◆ YOUR TASK
Return all lines in the material below that contain "name".

◆ DATA SECTION
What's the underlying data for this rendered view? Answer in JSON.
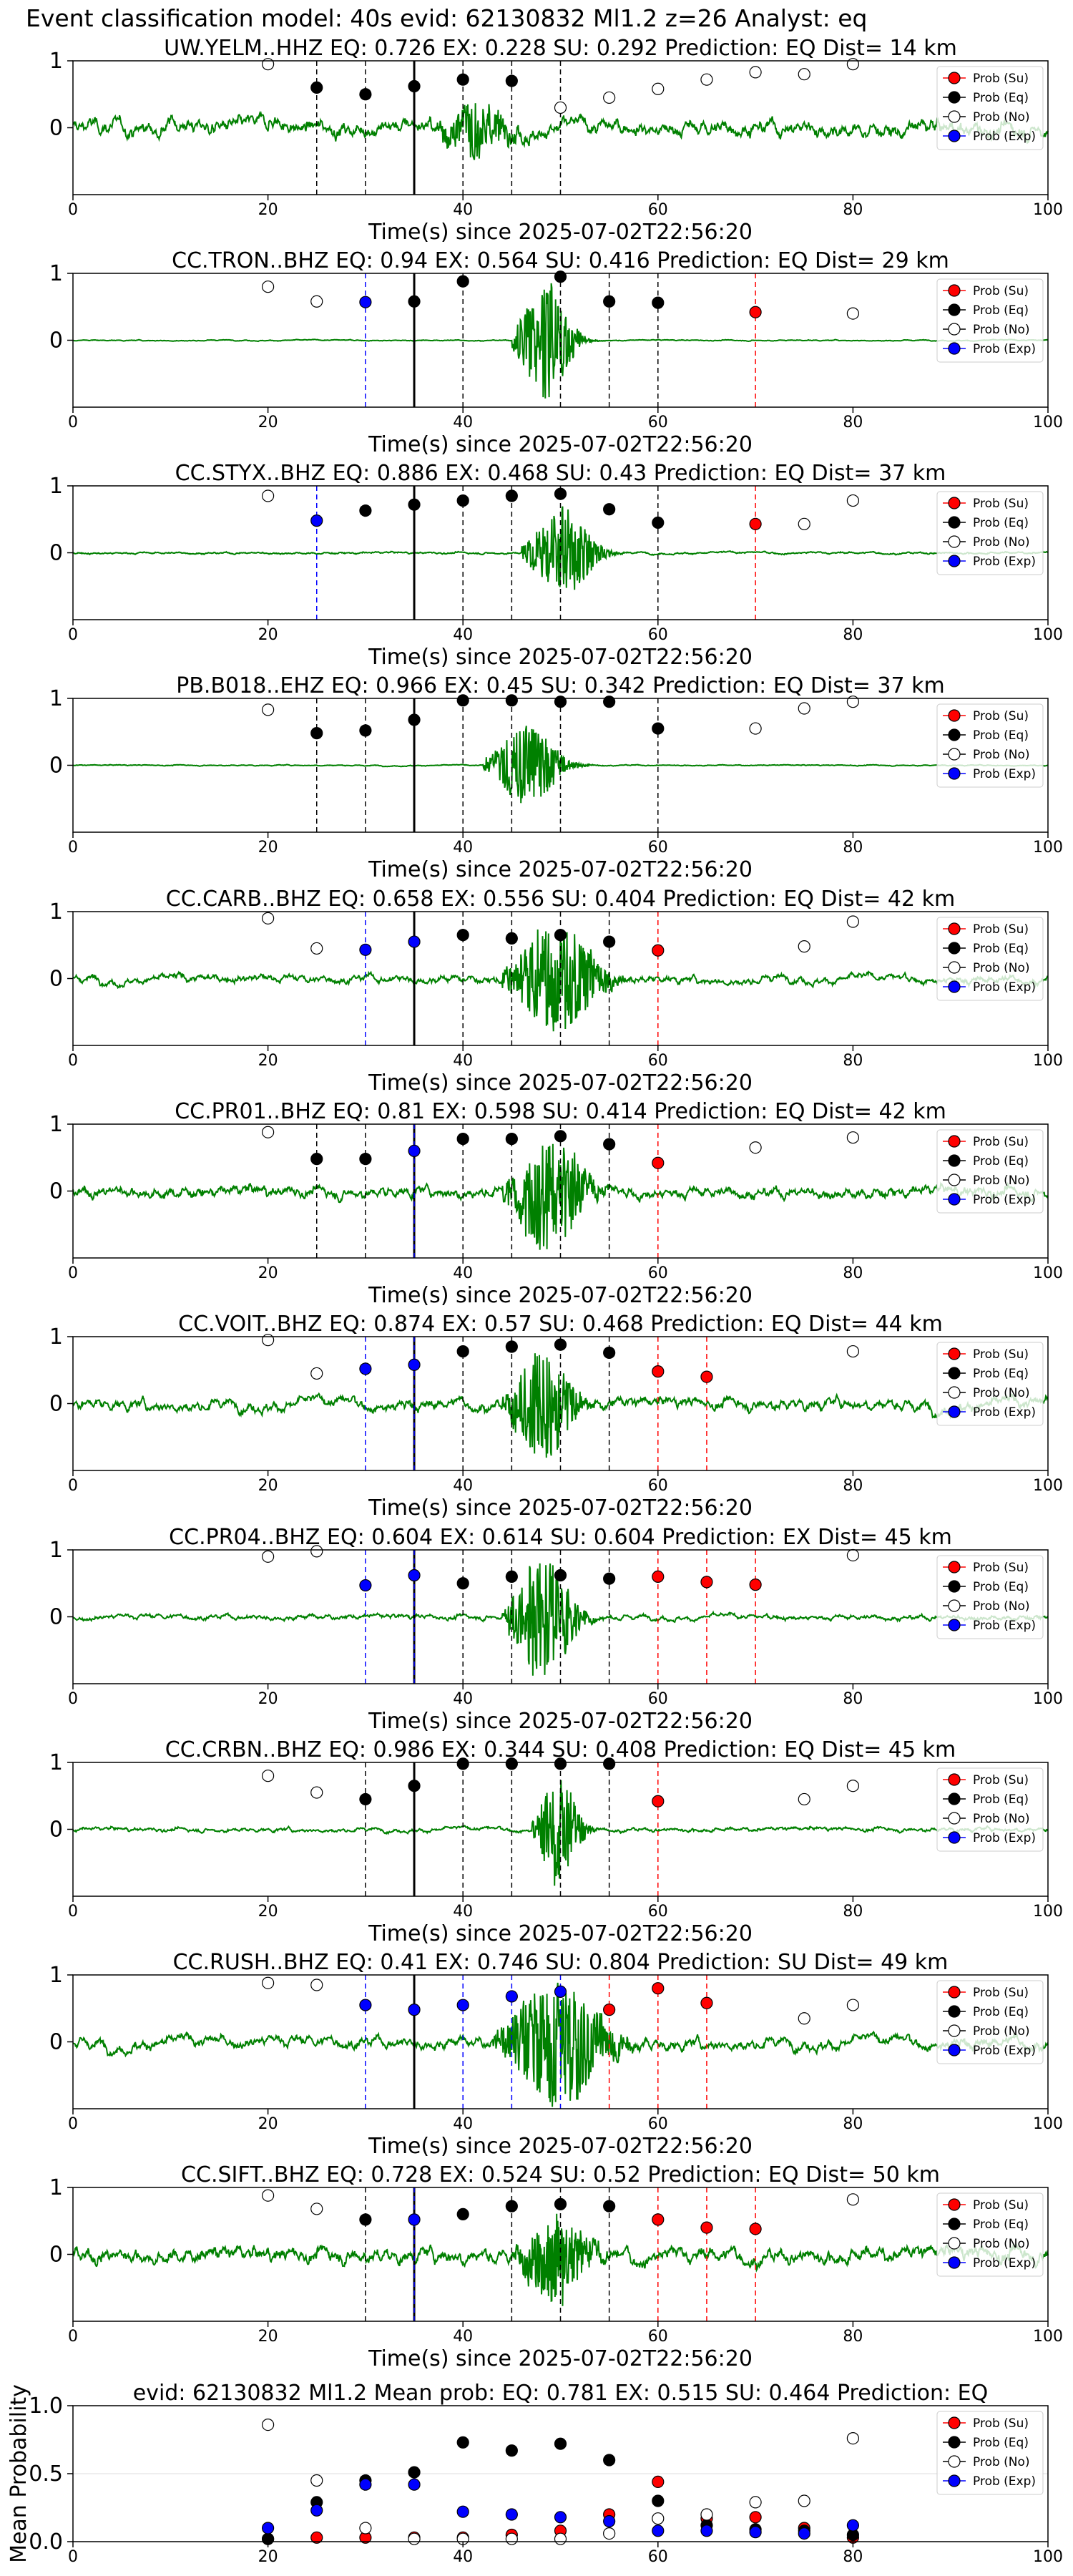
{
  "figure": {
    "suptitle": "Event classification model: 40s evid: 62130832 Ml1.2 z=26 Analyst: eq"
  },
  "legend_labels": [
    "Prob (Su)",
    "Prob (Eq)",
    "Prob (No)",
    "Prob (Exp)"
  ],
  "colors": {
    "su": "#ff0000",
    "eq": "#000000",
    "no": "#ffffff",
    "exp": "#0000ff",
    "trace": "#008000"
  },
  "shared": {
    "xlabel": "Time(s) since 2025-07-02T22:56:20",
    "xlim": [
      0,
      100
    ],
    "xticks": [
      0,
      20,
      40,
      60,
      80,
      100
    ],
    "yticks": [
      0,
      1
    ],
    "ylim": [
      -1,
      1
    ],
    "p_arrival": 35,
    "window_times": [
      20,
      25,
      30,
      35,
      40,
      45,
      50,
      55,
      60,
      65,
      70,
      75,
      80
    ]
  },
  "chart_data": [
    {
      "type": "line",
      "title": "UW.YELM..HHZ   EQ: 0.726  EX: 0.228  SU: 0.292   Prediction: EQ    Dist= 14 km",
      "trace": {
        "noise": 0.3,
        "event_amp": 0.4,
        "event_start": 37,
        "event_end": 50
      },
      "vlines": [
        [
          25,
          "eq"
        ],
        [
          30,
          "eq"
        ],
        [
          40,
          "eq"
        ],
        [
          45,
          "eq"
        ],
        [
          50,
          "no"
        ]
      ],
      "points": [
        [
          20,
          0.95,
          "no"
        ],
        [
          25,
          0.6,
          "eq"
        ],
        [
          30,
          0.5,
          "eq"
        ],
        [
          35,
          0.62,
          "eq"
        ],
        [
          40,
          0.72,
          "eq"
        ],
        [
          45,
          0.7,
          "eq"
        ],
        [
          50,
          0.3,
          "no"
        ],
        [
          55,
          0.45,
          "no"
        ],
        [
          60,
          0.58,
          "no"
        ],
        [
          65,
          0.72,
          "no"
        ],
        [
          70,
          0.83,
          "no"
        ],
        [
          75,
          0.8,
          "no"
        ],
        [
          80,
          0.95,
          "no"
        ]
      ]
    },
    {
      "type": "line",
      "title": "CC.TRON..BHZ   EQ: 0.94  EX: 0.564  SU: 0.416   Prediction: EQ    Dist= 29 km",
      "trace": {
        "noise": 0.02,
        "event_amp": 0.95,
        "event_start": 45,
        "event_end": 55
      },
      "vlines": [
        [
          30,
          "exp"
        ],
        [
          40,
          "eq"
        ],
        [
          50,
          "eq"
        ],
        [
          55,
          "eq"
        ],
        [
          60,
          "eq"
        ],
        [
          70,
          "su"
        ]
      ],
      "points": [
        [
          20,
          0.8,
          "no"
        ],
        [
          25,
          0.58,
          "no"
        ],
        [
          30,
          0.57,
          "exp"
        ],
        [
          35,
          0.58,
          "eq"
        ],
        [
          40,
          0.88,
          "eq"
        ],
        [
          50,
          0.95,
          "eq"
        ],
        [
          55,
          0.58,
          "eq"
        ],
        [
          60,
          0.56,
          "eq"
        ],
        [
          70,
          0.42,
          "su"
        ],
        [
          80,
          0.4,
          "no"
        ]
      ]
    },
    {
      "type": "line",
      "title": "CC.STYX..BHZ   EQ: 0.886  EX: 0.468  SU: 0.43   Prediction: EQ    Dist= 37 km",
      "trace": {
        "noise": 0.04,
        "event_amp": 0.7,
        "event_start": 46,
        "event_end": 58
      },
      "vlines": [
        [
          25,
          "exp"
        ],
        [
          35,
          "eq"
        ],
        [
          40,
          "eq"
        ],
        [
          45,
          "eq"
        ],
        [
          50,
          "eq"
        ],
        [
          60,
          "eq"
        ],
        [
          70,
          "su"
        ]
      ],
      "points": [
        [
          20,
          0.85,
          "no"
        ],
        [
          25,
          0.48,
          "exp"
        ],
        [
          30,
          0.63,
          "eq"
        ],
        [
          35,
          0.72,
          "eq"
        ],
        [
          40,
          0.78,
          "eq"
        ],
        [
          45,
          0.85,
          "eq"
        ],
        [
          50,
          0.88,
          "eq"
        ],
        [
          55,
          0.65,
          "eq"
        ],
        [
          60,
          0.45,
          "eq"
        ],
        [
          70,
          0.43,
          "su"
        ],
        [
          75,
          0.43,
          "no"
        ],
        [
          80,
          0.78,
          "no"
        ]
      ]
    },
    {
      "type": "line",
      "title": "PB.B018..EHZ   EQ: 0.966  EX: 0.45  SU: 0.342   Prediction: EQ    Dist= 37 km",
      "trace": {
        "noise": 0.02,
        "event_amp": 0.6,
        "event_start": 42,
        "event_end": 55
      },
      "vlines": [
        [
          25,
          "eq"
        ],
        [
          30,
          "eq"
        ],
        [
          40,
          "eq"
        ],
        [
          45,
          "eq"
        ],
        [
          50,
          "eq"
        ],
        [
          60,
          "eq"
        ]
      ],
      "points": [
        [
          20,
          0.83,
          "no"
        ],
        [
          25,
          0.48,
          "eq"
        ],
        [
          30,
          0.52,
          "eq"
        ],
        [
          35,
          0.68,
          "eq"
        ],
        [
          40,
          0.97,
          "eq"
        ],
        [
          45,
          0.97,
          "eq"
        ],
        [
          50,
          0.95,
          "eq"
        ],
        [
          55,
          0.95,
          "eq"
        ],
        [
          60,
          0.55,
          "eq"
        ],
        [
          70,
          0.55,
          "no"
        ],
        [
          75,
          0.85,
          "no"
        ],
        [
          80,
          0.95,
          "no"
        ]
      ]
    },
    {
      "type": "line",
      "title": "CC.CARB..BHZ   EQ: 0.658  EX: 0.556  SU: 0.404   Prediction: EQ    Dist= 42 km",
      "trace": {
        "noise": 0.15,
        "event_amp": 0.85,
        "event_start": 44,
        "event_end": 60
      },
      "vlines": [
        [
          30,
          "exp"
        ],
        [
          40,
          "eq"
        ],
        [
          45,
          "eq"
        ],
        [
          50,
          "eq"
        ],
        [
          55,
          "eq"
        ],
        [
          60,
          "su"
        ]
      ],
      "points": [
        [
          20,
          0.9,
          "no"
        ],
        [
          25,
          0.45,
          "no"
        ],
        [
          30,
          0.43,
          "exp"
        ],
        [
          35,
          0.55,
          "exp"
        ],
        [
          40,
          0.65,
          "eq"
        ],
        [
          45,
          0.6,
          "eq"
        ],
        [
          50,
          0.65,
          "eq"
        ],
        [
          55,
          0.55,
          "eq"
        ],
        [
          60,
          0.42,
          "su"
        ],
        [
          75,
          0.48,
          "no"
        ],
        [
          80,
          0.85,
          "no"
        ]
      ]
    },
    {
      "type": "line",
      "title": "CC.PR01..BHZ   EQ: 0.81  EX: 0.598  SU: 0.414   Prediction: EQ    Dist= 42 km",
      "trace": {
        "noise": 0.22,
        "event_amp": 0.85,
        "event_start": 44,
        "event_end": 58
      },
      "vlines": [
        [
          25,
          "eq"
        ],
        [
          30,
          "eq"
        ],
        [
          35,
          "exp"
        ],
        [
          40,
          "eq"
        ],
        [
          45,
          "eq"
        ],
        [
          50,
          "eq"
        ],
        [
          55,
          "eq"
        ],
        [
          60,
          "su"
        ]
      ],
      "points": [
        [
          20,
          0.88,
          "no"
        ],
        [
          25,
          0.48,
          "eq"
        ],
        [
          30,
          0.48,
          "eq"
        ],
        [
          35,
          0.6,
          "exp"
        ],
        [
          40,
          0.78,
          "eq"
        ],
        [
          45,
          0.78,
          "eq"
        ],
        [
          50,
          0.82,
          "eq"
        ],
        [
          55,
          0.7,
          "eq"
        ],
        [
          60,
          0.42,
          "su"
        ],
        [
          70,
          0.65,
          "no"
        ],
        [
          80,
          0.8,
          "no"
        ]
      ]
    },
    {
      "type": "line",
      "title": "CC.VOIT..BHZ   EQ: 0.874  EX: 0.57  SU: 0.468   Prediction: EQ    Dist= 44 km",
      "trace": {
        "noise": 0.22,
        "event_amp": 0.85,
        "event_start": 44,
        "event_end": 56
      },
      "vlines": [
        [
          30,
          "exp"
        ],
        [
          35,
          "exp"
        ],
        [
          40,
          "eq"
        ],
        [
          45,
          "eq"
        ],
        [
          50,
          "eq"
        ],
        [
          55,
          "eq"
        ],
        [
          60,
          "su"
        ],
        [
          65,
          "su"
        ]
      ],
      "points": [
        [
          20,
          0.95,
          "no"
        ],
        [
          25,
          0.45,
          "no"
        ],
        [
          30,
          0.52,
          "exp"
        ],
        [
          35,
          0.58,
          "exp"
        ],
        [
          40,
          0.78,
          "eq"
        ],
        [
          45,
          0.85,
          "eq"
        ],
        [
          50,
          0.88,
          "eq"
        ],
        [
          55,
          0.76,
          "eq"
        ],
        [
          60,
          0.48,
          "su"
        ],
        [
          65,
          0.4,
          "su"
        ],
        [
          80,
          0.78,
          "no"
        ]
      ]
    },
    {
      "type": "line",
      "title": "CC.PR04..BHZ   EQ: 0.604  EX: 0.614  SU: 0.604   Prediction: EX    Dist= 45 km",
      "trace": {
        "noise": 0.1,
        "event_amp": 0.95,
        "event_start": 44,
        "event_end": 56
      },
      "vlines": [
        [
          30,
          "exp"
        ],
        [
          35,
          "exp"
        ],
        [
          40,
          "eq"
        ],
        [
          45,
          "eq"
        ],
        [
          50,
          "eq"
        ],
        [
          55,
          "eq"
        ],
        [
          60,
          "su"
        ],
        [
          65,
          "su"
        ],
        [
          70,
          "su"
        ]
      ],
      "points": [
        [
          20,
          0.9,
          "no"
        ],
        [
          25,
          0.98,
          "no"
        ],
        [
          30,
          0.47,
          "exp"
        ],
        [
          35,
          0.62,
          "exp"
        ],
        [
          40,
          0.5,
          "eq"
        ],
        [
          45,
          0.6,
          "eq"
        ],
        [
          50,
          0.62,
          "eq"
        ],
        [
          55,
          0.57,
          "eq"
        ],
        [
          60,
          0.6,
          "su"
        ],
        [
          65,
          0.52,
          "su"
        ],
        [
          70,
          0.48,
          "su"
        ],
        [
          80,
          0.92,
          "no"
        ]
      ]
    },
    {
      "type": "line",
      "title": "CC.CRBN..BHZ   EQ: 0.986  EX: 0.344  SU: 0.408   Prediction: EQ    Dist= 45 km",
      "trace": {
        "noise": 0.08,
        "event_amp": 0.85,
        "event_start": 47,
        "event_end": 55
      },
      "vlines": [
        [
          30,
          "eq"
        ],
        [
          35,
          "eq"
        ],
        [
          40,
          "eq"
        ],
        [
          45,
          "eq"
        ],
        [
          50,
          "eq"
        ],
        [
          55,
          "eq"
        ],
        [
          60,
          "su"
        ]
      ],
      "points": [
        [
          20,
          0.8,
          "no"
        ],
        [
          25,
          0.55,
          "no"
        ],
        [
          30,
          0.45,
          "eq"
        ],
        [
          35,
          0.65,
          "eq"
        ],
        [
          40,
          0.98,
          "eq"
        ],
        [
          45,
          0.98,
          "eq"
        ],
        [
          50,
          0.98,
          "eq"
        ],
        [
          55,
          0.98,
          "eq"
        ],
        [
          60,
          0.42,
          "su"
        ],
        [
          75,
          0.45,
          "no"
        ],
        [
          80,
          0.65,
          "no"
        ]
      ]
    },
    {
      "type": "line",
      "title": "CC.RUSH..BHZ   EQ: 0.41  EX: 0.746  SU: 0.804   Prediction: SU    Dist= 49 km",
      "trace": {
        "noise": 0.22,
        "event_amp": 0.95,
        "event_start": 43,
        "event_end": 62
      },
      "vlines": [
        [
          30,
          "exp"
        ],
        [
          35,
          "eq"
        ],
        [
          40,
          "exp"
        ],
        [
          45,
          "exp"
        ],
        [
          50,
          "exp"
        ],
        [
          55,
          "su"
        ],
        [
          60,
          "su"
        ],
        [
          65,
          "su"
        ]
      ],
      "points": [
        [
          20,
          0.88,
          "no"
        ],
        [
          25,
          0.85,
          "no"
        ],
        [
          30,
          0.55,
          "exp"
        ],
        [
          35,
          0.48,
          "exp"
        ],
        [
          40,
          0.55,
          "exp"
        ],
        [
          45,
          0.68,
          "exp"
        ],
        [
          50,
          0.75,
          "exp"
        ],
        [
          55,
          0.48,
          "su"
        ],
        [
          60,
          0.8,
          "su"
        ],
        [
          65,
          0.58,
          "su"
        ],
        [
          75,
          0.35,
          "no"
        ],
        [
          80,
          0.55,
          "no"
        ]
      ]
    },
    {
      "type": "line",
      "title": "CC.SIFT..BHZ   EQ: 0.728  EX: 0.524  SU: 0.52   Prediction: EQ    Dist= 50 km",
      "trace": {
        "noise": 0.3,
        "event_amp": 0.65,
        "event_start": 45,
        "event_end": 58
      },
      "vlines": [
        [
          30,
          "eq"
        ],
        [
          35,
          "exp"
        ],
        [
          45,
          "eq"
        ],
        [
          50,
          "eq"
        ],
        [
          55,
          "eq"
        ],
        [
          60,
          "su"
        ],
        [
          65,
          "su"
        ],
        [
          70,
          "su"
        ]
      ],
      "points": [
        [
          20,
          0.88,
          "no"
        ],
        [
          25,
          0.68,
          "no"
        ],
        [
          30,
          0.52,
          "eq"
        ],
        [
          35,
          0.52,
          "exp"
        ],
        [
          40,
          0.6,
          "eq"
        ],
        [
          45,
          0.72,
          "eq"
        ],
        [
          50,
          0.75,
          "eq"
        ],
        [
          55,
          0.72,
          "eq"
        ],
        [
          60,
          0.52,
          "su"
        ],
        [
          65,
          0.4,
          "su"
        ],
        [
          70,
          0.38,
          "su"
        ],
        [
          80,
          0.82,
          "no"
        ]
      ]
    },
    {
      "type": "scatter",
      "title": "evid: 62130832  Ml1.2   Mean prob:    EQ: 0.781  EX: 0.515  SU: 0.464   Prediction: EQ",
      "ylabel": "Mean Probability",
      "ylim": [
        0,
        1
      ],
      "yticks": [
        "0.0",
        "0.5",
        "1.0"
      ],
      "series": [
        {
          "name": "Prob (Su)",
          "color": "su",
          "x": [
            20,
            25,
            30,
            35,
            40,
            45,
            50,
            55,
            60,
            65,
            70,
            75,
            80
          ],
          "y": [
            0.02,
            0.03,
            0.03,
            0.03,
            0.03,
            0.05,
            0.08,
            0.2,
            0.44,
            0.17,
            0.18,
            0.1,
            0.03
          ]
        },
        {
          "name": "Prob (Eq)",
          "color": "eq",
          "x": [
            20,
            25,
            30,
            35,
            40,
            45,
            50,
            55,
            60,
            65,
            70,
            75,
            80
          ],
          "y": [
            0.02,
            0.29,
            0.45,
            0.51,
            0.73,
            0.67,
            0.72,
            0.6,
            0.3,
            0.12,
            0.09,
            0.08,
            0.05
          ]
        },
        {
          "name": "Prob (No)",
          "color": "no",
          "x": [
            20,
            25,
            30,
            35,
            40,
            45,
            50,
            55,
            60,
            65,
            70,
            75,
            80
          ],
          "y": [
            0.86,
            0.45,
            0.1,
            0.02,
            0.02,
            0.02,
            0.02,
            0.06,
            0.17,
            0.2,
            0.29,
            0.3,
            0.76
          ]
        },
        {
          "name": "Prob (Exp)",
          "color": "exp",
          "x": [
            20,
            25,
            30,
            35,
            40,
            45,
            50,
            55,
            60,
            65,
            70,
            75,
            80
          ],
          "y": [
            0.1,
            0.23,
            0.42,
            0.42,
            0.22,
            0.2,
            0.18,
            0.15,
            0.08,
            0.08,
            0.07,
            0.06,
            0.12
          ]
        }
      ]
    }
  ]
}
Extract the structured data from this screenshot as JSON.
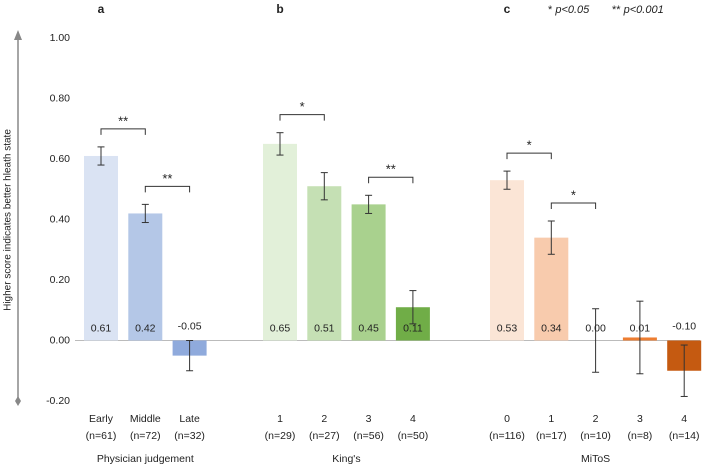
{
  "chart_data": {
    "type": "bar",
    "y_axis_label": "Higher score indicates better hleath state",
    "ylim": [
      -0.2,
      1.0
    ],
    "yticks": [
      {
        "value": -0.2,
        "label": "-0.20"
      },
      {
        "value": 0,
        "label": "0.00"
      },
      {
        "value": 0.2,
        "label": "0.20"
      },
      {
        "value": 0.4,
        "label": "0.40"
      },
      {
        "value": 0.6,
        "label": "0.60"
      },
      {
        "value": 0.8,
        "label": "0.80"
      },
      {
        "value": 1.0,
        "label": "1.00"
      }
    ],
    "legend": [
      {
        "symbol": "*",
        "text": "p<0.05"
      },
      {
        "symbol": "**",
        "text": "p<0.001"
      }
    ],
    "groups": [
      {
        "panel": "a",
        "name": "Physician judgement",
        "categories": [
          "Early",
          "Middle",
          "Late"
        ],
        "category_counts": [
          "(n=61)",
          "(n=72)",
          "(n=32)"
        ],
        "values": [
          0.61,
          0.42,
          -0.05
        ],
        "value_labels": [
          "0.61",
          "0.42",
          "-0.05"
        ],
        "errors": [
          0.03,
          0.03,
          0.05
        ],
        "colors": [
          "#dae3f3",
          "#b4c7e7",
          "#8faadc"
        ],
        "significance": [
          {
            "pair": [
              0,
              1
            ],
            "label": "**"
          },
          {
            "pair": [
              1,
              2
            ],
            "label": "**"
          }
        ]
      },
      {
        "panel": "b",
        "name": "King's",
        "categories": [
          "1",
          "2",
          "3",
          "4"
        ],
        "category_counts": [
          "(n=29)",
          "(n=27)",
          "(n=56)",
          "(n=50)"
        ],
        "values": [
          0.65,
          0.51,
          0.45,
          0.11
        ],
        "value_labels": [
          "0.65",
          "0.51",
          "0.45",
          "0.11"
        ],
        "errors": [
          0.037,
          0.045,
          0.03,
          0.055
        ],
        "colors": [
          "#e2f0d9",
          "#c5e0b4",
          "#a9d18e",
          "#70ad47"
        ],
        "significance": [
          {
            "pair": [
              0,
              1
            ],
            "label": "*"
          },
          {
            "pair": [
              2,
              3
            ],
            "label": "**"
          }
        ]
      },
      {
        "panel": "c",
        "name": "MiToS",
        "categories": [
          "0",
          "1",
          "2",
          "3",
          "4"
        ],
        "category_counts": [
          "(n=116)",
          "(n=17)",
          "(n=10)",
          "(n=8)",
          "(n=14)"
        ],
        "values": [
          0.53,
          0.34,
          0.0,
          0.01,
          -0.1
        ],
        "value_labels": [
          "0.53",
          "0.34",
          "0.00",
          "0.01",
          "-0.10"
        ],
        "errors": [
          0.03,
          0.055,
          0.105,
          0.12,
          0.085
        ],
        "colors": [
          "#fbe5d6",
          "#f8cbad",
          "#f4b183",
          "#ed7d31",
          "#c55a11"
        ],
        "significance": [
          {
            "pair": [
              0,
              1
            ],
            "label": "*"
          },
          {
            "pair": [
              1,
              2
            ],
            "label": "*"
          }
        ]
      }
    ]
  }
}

◆ SOLUTION TO THE PROBLEM
          "name": "Prob (Su)",
          "name": "Prob (Eq)",
          "name": "Prob (No)",
          "name": "Prob (Exp)",
        "name": "Physician judgement",
        "name": "King's",
        "name": "MiToS",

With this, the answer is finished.